| Data entries |
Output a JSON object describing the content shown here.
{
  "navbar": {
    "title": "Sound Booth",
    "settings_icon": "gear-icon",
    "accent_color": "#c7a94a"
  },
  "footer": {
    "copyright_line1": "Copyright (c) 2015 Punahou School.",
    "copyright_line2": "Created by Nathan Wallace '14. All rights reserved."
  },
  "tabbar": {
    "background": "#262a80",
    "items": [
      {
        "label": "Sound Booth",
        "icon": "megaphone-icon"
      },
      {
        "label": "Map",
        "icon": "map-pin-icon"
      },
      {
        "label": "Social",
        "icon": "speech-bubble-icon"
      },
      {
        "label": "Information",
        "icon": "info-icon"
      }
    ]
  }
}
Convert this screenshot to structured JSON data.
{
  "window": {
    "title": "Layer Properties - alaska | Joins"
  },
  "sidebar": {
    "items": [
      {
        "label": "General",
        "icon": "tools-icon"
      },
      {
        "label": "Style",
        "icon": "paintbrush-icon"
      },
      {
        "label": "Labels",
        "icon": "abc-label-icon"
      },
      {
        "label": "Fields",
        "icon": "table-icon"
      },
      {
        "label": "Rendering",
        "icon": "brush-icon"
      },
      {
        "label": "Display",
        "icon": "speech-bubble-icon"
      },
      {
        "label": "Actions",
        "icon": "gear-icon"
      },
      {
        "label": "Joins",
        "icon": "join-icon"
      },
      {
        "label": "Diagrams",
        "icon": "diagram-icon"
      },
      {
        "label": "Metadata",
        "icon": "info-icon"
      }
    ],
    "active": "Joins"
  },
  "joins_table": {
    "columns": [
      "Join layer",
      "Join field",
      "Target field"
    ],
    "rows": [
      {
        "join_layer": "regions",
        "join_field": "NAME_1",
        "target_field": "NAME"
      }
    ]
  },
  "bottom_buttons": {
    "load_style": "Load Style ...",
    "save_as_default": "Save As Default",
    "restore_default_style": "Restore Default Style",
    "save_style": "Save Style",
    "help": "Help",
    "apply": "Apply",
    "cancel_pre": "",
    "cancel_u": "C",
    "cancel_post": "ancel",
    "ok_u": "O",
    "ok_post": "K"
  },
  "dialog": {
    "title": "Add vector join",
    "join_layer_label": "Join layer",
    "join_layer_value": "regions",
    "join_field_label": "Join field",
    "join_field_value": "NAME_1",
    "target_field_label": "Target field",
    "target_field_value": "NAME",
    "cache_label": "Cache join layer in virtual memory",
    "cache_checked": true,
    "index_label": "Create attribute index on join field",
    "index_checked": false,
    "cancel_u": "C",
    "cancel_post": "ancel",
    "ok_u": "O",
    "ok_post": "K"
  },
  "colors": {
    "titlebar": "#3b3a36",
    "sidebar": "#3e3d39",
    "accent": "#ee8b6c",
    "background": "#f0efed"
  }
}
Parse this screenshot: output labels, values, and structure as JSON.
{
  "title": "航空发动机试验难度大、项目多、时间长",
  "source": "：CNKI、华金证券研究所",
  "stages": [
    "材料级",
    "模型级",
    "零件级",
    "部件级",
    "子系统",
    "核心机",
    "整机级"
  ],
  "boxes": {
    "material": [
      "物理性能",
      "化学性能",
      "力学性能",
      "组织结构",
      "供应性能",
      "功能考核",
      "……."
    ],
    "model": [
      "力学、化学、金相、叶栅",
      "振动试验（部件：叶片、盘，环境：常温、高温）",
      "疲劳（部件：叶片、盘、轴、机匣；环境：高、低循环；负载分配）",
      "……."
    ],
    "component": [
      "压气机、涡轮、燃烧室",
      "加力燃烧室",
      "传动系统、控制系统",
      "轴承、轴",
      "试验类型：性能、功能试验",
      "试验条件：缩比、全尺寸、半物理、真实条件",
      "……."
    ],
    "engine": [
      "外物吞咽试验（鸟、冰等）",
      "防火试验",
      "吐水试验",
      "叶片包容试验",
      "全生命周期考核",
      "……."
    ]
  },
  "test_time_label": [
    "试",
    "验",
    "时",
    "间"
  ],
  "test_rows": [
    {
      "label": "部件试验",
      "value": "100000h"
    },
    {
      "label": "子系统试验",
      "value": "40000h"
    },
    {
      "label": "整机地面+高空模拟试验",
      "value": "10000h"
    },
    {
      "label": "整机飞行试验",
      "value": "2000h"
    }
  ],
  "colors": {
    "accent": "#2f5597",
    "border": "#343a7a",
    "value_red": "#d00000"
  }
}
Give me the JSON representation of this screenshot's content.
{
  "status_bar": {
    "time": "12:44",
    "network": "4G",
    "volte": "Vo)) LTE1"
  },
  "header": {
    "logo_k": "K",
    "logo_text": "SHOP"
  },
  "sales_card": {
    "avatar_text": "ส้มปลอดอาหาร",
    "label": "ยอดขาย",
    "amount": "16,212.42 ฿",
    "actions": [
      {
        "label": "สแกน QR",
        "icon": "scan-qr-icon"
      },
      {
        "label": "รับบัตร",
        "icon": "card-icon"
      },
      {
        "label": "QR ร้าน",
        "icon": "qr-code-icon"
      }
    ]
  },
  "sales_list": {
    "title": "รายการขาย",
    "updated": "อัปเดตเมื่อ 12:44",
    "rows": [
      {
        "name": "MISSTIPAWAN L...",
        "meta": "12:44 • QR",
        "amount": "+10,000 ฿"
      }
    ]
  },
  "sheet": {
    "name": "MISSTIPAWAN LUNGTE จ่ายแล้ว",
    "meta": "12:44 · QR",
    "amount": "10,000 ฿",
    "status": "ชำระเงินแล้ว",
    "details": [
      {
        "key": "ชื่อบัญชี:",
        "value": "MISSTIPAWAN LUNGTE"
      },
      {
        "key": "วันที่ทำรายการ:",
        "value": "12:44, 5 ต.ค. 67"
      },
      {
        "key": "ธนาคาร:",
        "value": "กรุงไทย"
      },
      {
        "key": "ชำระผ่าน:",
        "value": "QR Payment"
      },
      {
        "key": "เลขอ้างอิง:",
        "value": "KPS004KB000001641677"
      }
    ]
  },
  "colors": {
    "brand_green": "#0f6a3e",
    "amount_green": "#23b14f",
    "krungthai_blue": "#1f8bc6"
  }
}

| Job |
Each line of the listing should be echoed back exactly.

| Correct result |
Output a JSON object describing the content shown here.
{
  "navbar": {
    "title": "Sound Booth",
    "settings_icon": "gear-icon",
    "accent_color": "#c7a94a"
  },
  "footer": {
    "copyright_line1": "Copyright (c) 2015 Punahou School.",
    "copyright_line2": "Created by Nathan Wallace '14. All rights reserved."
  },
  "tabbar": {
    "background": "#262a80",
    "items": [
      {
        "label": "Sound Booth",
        "icon": "megaphone-icon"
      },
      {
        "label": "Map",
        "icon": "map-pin-icon"
      },
      {
        "label": "Social",
        "icon": "speech-bubble-icon"
      },
      {
        "label": "Information",
        "icon": "info-icon"
      }
    ]
  }
}
Convert this screenshot to structured JSON data.
{
  "window": {
    "title": "Layer Properties - alaska | Joins"
  },
  "sidebar": {
    "items": [
      {
        "label": "General",
        "icon": "tools-icon"
      },
      {
        "label": "Style",
        "icon": "paintbrush-icon"
      },
      {
        "label": "Labels",
        "icon": "abc-label-icon"
      },
      {
        "label": "Fields",
        "icon": "table-icon"
      },
      {
        "label": "Rendering",
        "icon": "brush-icon"
      },
      {
        "label": "Display",
        "icon": "speech-bubble-icon"
      },
      {
        "label": "Actions",
        "icon": "gear-icon"
      },
      {
        "label": "Joins",
        "icon": "join-icon"
      },
      {
        "label": "Diagrams",
        "icon": "diagram-icon"
      },
      {
        "label": "Metadata",
        "icon": "info-icon"
      }
    ],
    "active": "Joins"
  },
  "joins_table": {
    "columns": [
      "Join layer",
      "Join field",
      "Target field"
    ],
    "rows": [
      {
        "join_layer": "regions",
        "join_field": "NAME_1",
        "target_field": "NAME"
      }
    ]
  },
  "bottom_buttons": {
    "load_style": "Load Style ...",
    "save_as_default": "Save As Default",
    "restore_default_style": "Restore Default Style",
    "save_style": "Save Style",
    "help": "Help",
    "apply": "Apply",
    "cancel_pre": "",
    "cancel_u": "C",
    "cancel_post": "ancel",
    "ok_u": "O",
    "ok_post": "K"
  },
  "dialog": {
    "title": "Add vector join",
    "join_layer_label": "Join layer",
    "join_layer_value": "regions",
    "join_field_label": "Join field",
    "join_field_value": "NAME_1",
    "target_field_label": "Target field",
    "target_field_value": "NAME",
    "cache_label": "Cache join layer in virtual memory",
    "cache_checked": true,
    "index_label": "Create attribute index on join field",
    "index_checked": false,
    "cancel_u": "C",
    "cancel_post": "ancel",
    "ok_u": "O",
    "ok_post": "K"
  },
  "colors": {
    "titlebar": "#3b3a36",
    "sidebar": "#3e3d39",
    "accent": "#ee8b6c",
    "background": "#f0efed"
  }
}
Parse this screenshot: output labels, values, and structure as JSON.
{
  "title": "航空发动机试验难度大、项目多、时间长",
  "source": "：CNKI、华金证券研究所",
  "stages": [
    "材料级",
    "模型级",
    "零件级",
    "部件级",
    "子系统",
    "核心机",
    "整机级"
  ],
  "boxes": {
    "material": [
      "物理性能",
      "化学性能",
      "力学性能",
      "组织结构",
      "供应性能",
      "功能考核",
      "……."
    ],
    "model": [
      "力学、化学、金相、叶栅",
      "振动试验（部件：叶片、盘，环境：常温、高温）",
      "疲劳（部件：叶片、盘、轴、机匣；环境：高、低循环；负载分配）",
      "……."
    ],
    "component": [
      "压气机、涡轮、燃烧室",
      "加力燃烧室",
      "传动系统、控制系统",
      "轴承、轴",
      "试验类型：性能、功能试验",
      "试验条件：缩比、全尺寸、半物理、真实条件",
      "……."
    ],
    "engine": [
      "外物吞咽试验（鸟、冰等）",
      "防火试验",
      "吐水试验",
      "叶片包容试验",
      "全生命周期考核",
      "……."
    ]
  },
  "test_time_label": [
    "试",
    "验",
    "时",
    "间"
  ],
  "test_rows": [
    {
      "label": "部件试验",
      "value": "100000h"
    },
    {
      "label": "子系统试验",
      "value": "40000h"
    },
    {
      "label": "整机地面+高空模拟试验",
      "value": "10000h"
    },
    {
      "label": "整机飞行试验",
      "value": "2000h"
    }
  ],
  "colors": {
    "accent": "#2f5597",
    "border": "#343a7a",
    "value_red": "#d00000"
  }
}
Give me the JSON representation of this screenshot's content.
{
  "status_bar": {
    "time": "12:44",
    "network": "4G",
    "volte": "Vo)) LTE1"
  },
  "header": {
    "logo_k": "K",
    "logo_text": "SHOP"
  },
  "sales_card": {
    "avatar_text": "ส้มปลอดอาหาร",
    "label": "ยอดขาย",
    "amount": "16,212.42 ฿",
    "actions": [
      {
        "label": "สแกน QR",
        "icon": "scan-qr-icon"
      },
      {
        "label": "รับบัตร",
        "icon": "card-icon"
      },
      {
        "label": "QR ร้าน",
        "icon": "qr-code-icon"
      }
    ]
  },
  "sales_list": {
    "title": "รายการขาย",
    "updated": "อัปเดตเมื่อ 12:44",
    "rows": [
      {
        "name": "MISSTIPAWAN L...",
        "meta": "12:44 • QR",
        "amount": "+10,000 ฿"
      }
    ]
  },
  "sheet": {
    "name": "MISSTIPAWAN LUNGTE จ่ายแล้ว",
    "meta": "12:44 · QR",
    "amount": "10,000 ฿",
    "status": "ชำระเงินแล้ว",
    "details": [
      {
        "key": "ชื่อบัญชี:",
        "value": "MISSTIPAWAN LUNGTE"
      },
      {
        "key": "วันที่ทำรายการ:",
        "value": "12:44, 5 ต.ค. 67"
      },
      {
        "key": "ธนาคาร:",
        "value": "กรุงไทย"
      },
      {
        "key": "ชำระผ่าน:",
        "value": "QR Payment"
      },
      {
        "key": "เลขอ้างอิง:",
        "value": "KPS004KB000001641677"
      }
    ]
  },
  "colors": {
    "brand_green": "#0f6a3e",
    "amount_green": "#23b14f",
    "krungthai_blue": "#1f8bc6"
  }
}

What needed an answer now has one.